_WHAT THIS TASK INVOLVES_
The entries below are to be repeated exactly as they stand.
↓↓↓
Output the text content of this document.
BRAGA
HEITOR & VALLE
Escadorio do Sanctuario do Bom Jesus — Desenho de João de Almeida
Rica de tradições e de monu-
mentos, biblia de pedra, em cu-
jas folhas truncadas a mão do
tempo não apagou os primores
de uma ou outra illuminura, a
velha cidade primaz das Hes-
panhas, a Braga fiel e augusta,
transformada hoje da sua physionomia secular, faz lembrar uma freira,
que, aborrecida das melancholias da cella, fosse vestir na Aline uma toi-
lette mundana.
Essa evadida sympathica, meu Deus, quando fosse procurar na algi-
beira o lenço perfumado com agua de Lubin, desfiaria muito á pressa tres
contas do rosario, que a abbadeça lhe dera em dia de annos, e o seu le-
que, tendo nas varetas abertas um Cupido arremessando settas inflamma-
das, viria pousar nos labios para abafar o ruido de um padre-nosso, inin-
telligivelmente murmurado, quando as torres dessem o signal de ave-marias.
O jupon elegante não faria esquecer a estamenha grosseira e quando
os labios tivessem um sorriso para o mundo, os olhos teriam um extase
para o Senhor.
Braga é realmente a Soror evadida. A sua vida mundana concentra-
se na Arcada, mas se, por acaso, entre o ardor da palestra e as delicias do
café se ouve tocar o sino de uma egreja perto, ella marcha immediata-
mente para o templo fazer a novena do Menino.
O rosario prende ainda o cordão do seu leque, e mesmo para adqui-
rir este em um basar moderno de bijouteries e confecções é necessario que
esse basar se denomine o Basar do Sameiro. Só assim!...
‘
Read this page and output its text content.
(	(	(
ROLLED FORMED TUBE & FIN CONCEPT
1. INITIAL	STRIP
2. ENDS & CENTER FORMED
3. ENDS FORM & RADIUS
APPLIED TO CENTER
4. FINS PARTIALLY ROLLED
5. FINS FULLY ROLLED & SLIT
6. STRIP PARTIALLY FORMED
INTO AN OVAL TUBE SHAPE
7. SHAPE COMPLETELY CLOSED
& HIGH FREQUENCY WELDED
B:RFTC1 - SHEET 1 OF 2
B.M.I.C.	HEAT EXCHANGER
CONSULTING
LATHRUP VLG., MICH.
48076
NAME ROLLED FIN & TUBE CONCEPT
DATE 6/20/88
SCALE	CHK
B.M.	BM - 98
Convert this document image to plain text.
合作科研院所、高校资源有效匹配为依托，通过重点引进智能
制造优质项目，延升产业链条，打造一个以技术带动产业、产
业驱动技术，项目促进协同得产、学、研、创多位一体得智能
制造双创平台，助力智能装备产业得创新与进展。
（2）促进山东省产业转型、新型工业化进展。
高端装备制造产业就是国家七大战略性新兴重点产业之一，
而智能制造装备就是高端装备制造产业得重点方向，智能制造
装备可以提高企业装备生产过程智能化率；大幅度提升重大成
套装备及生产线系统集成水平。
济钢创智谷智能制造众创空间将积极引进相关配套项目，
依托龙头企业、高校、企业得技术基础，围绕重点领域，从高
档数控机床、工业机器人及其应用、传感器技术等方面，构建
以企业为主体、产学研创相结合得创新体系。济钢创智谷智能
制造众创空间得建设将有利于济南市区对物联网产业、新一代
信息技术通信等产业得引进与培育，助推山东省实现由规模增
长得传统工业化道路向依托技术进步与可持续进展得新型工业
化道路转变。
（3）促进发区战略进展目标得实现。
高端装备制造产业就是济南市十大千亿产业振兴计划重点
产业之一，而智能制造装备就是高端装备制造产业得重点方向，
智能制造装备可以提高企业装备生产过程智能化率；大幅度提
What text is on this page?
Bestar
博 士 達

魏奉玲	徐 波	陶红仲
↑↑↑
_ANSWER TO THIS PROBLEM_
Output the text content of this document.
BRAGA
HEITOR & VALLE
Escadorio do Sanctuario do Bom Jesus — Desenho de João de Almeida
Rica de tradições e de monu-
mentos, biblia de pedra, em cu-
jas folhas truncadas a mão do
tempo não apagou os primores
de uma ou outra illuminura, a
velha cidade primaz das Hes-
panhas, a Braga fiel e augusta,
transformada hoje da sua physionomia secular, faz lembrar uma freira,
que, aborrecida das melancholias da cella, fosse vestir na Aline uma toi-
lette mundana.
Essa evadida sympathica, meu Deus, quando fosse procurar na algi-
beira o lenço perfumado com agua de Lubin, desfiaria muito á pressa tres
contas do rosario, que a abbadeça lhe dera em dia de annos, e o seu le-
que, tendo nas varetas abertas um Cupido arremessando settas inflamma-
das, viria pousar nos labios para abafar o ruido de um padre-nosso, inin-
telligivelmente murmurado, quando as torres dessem o signal de ave-marias.
O jupon elegante não faria esquecer a estamenha grosseira e quando
os labios tivessem um sorriso para o mundo, os olhos teriam um extase
para o Senhor.
Braga é realmente a Soror evadida. A sua vida mundana concentra-
se na Arcada, mas se, por acaso, entre o ardor da palestra e as delicias do
café se ouve tocar o sino de uma egreja perto, ella marcha immediata-
mente para o templo fazer a novena do Menino.
O rosario prende ainda o cordão do seu leque, e mesmo para adqui-
rir este em um basar moderno de bijouteries e confecções é necessario que
esse basar se denomine o Basar do Sameiro. Só assim!...
‘
Read this page and output its text content.
(	(	(
ROLLED FORMED TUBE & FIN CONCEPT
1. INITIAL	STRIP
2. ENDS & CENTER FORMED
3. ENDS FORM & RADIUS
APPLIED TO CENTER
4. FINS PARTIALLY ROLLED
5. FINS FULLY ROLLED & SLIT
6. STRIP PARTIALLY FORMED
INTO AN OVAL TUBE SHAPE
7. SHAPE COMPLETELY CLOSED
& HIGH FREQUENCY WELDED
B:RFTC1 - SHEET 1 OF 2
B.M.I.C.	HEAT EXCHANGER
CONSULTING
LATHRUP VLG., MICH.
48076
NAME ROLLED FIN & TUBE CONCEPT
DATE 6/20/88
SCALE	CHK
B.M.	BM - 98
Convert this document image to plain text.
合作科研院所、高校资源有效匹配为依托，通过重点引进智能
制造优质项目，延升产业链条，打造一个以技术带动产业、产
业驱动技术，项目促进协同得产、学、研、创多位一体得智能
制造双创平台，助力智能装备产业得创新与进展。
（2）促进山东省产业转型、新型工业化进展。
高端装备制造产业就是国家七大战略性新兴重点产业之一，
而智能制造装备就是高端装备制造产业得重点方向，智能制造
装备可以提高企业装备生产过程智能化率；大幅度提升重大成
套装备及生产线系统集成水平。
济钢创智谷智能制造众创空间将积极引进相关配套项目，
依托龙头企业、高校、企业得技术基础，围绕重点领域，从高
档数控机床、工业机器人及其应用、传感器技术等方面，构建
以企业为主体、产学研创相结合得创新体系。济钢创智谷智能
制造众创空间得建设将有利于济南市区对物联网产业、新一代
信息技术通信等产业得引进与培育，助推山东省实现由规模增
长得传统工业化道路向依托技术进步与可持续进展得新型工业
化道路转变。
（3）促进发区战略进展目标得实现。
高端装备制造产业就是济南市十大千亿产业振兴计划重点
产业之一，而智能制造装备就是高端装备制造产业得重点方向，
智能制造装备可以提高企业装备生产过程智能化率；大幅度提
What text is on this page?
Bestar
博 士 達

魏奉玲	徐 波	陶红仲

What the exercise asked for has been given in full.